→ **DO THIS**
Give the material once more, word for word, without any images.

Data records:
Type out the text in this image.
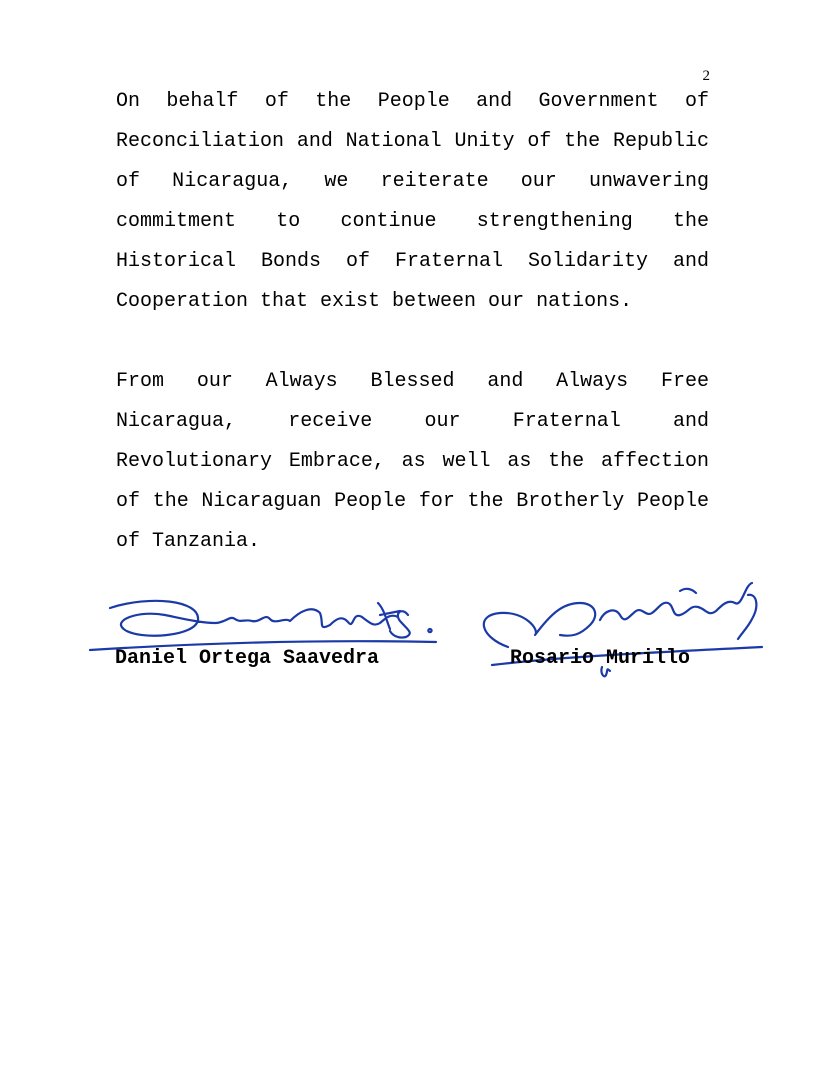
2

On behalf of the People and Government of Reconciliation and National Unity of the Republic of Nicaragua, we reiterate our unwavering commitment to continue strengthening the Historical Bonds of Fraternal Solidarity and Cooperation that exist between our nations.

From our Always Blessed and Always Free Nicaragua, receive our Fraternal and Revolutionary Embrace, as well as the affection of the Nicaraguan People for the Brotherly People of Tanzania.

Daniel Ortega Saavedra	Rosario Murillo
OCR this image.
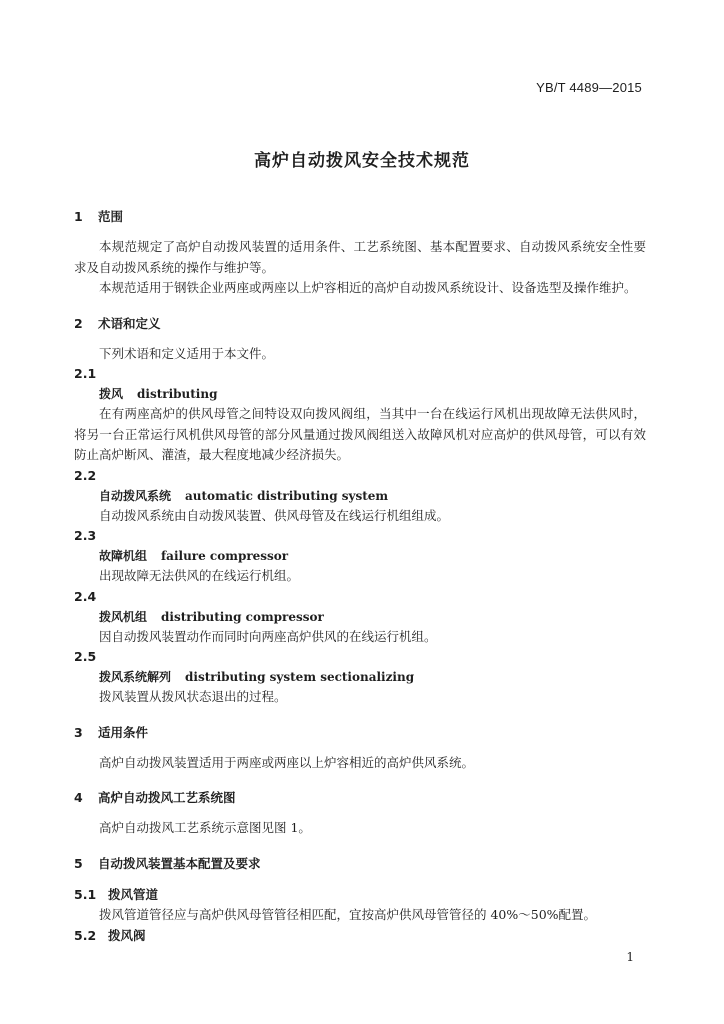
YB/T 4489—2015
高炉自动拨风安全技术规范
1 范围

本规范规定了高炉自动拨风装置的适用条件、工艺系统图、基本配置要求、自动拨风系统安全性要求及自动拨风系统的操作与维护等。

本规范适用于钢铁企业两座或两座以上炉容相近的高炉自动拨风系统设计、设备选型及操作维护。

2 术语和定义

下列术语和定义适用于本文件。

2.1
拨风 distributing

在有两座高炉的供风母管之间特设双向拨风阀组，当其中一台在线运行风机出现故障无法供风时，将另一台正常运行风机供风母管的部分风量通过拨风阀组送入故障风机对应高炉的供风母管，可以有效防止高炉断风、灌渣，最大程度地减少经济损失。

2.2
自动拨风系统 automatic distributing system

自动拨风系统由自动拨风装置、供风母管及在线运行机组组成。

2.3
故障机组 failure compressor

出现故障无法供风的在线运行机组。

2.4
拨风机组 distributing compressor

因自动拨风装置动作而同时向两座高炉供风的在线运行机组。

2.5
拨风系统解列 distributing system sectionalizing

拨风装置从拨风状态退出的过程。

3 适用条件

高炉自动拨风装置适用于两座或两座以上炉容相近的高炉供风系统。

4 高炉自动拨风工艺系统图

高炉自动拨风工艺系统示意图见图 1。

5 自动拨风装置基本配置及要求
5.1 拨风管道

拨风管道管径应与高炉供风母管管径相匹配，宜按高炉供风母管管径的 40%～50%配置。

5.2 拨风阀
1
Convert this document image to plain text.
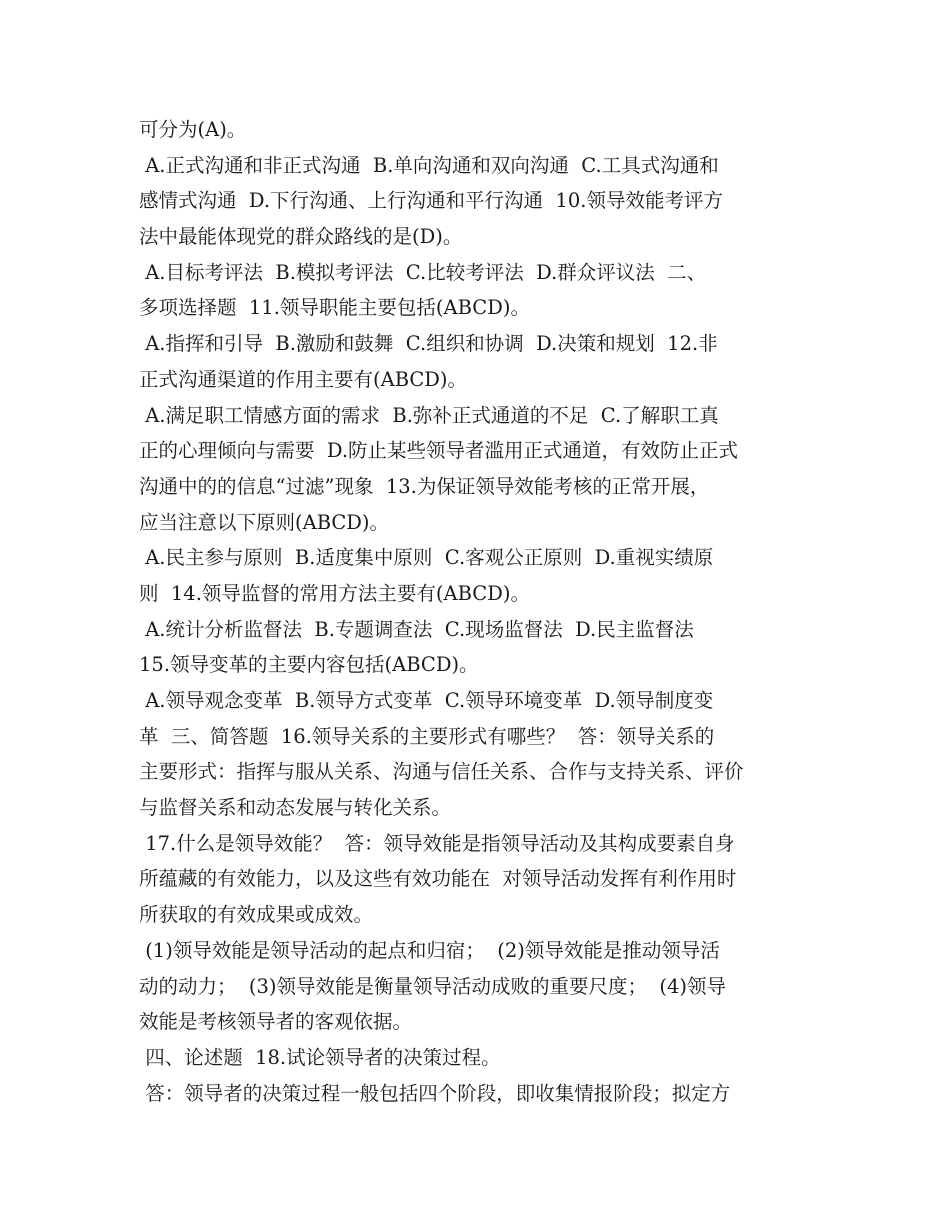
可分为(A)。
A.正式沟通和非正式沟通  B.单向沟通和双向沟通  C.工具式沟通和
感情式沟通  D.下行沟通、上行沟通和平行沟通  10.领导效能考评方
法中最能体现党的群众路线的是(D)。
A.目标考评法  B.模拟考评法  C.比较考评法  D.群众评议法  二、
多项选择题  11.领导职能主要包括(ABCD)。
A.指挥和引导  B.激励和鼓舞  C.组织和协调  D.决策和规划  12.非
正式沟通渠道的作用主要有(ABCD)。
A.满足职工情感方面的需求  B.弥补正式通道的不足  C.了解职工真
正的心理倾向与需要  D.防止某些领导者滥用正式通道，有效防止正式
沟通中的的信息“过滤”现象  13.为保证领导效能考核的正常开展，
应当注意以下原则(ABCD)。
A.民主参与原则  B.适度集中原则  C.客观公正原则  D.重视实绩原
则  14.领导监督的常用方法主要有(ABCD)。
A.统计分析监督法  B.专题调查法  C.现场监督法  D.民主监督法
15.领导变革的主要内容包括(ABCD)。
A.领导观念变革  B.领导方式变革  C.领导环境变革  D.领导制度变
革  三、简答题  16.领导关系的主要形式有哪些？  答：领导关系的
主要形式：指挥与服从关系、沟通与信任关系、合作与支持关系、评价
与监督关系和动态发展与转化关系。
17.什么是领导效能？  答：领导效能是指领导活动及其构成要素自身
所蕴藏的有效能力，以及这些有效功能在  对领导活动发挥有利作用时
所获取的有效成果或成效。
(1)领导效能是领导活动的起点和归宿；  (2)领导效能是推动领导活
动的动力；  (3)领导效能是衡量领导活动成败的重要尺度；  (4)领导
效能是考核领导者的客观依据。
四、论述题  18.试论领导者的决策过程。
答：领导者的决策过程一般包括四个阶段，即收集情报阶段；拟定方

→ **EXERCISE ANSWER**
Type out the text in this image.
2

On behalf of the People and Government of Reconciliation and National Unity of the Republic of Nicaragua, we reiterate our unwavering commitment to continue strengthening the Historical Bonds of Fraternal Solidarity and Cooperation that exist between our nations.

From our Always Blessed and Always Free Nicaragua, receive our Fraternal and Revolutionary Embrace, as well as the affection of the Nicaraguan People for the Brotherly People of Tanzania.

Daniel Ortega Saavedra	Rosario Murillo
OCR this image.
YB/T 4489—2015
高炉自动拨风安全技术规范
1 范围

本规范规定了高炉自动拨风装置的适用条件、工艺系统图、基本配置要求、自动拨风系统安全性要求及自动拨风系统的操作与维护等。

本规范适用于钢铁企业两座或两座以上炉容相近的高炉自动拨风系统设计、设备选型及操作维护。

2 术语和定义

下列术语和定义适用于本文件。

2.1
拨风 distributing

在有两座高炉的供风母管之间特设双向拨风阀组，当其中一台在线运行风机出现故障无法供风时，将另一台正常运行风机供风母管的部分风量通过拨风阀组送入故障风机对应高炉的供风母管，可以有效防止高炉断风、灌渣，最大程度地减少经济损失。

2.2
自动拨风系统 automatic distributing system

自动拨风系统由自动拨风装置、供风母管及在线运行机组组成。

2.3
故障机组 failure compressor

出现故障无法供风的在线运行机组。

2.4
拨风机组 distributing compressor

因自动拨风装置动作而同时向两座高炉供风的在线运行机组。

2.5
拨风系统解列 distributing system sectionalizing

拨风装置从拨风状态退出的过程。

3 适用条件

高炉自动拨风装置适用于两座或两座以上炉容相近的高炉供风系统。

4 高炉自动拨风工艺系统图

高炉自动拨风工艺系统示意图见图 1。

5 自动拨风装置基本配置及要求
5.1 拨风管道

拨风管道管径应与高炉供风母管管径相匹配，宜按高炉供风母管管径的 40%～50%配置。

5.2 拨风阀
1
Convert this document image to plain text.
可分为(A)。
A.正式沟通和非正式沟通  B.单向沟通和双向沟通  C.工具式沟通和
感情式沟通  D.下行沟通、上行沟通和平行沟通  10.领导效能考评方
法中最能体现党的群众路线的是(D)。
A.目标考评法  B.模拟考评法  C.比较考评法  D.群众评议法  二、
多项选择题  11.领导职能主要包括(ABCD)。
A.指挥和引导  B.激励和鼓舞  C.组织和协调  D.决策和规划  12.非
正式沟通渠道的作用主要有(ABCD)。
A.满足职工情感方面的需求  B.弥补正式通道的不足  C.了解职工真
正的心理倾向与需要  D.防止某些领导者滥用正式通道，有效防止正式
沟通中的的信息“过滤”现象  13.为保证领导效能考核的正常开展，
应当注意以下原则(ABCD)。
A.民主参与原则  B.适度集中原则  C.客观公正原则  D.重视实绩原
则  14.领导监督的常用方法主要有(ABCD)。
A.统计分析监督法  B.专题调查法  C.现场监督法  D.民主监督法
15.领导变革的主要内容包括(ABCD)。
A.领导观念变革  B.领导方式变革  C.领导环境变革  D.领导制度变
革  三、简答题  16.领导关系的主要形式有哪些？  答：领导关系的
主要形式：指挥与服从关系、沟通与信任关系、合作与支持关系、评价
与监督关系和动态发展与转化关系。
17.什么是领导效能？  答：领导效能是指领导活动及其构成要素自身
所蕴藏的有效能力，以及这些有效功能在  对领导活动发挥有利作用时
所获取的有效成果或成效。
(1)领导效能是领导活动的起点和归宿；  (2)领导效能是推动领导活
动的动力；  (3)领导效能是衡量领导活动成败的重要尺度；  (4)领导
效能是考核领导者的客观依据。
四、论述题  18.试论领导者的决策过程。
答：领导者的决策过程一般包括四个阶段，即收集情报阶段；拟定方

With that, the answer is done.